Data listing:
★ ★ ★ ★ ★ ★ ★
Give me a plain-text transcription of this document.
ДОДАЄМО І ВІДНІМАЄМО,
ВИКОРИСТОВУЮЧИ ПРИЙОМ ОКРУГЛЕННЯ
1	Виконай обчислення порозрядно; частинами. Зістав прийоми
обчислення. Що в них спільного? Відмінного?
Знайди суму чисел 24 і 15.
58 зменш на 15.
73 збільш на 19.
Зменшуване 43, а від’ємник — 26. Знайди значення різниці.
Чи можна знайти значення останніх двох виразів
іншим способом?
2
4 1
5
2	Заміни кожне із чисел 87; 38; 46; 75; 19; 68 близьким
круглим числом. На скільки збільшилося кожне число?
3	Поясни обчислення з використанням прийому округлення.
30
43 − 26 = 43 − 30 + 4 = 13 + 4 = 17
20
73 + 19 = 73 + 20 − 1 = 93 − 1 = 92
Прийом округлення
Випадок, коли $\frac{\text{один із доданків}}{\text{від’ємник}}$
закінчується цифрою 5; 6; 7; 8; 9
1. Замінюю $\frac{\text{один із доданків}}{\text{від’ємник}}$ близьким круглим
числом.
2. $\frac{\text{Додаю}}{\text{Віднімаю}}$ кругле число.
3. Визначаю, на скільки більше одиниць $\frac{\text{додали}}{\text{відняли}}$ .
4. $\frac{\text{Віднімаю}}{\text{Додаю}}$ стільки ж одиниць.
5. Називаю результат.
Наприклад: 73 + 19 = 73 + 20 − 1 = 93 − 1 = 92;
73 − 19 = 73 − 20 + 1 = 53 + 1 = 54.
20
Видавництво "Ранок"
★ ★ ★ ★ ★ ★ ★
# [Problem details]
Quote the material exactly, leaving nothing out.

# [Worked answer]
Give me a plain-text transcription of this document.
ДОДАЄМО І ВІДНІМАЄМО,
ВИКОРИСТОВУЮЧИ ПРИЙОМ ОКРУГЛЕННЯ
1	Виконай обчислення порозрядно; частинами. Зістав прийоми
обчислення. Що в них спільного? Відмінного?
Знайди суму чисел 24 і 15.
58 зменш на 15.
73 збільш на 19.
Зменшуване 43, а від’ємник — 26. Знайди значення різниці.
Чи можна знайти значення останніх двох виразів
іншим способом?
2
4 1
5
2	Заміни кожне із чисел 87; 38; 46; 75; 19; 68 близьким
круглим числом. На скільки збільшилося кожне число?
3	Поясни обчислення з використанням прийому округлення.
30
43 − 26 = 43 − 30 + 4 = 13 + 4 = 17
20
73 + 19 = 73 + 20 − 1 = 93 − 1 = 92
Прийом округлення
Випадок, коли $\frac{\text{один із доданків}}{\text{від’ємник}}$
закінчується цифрою 5; 6; 7; 8; 9
1. Замінюю $\frac{\text{один із доданків}}{\text{від’ємник}}$ близьким круглим
числом.
2. $\frac{\text{Додаю}}{\text{Віднімаю}}$ кругле число.
3. Визначаю, на скільки більше одиниць $\frac{\text{додали}}{\text{відняли}}$ .
4. $\frac{\text{Віднімаю}}{\text{Додаю}}$ стільки ж одиниць.
5. Називаю результат.
Наприклад: 73 + 19 = 73 + 20 − 1 = 93 − 1 = 92;
73 − 19 = 73 − 20 + 1 = 53 + 1 = 54.
20
Видавництво "Ранок"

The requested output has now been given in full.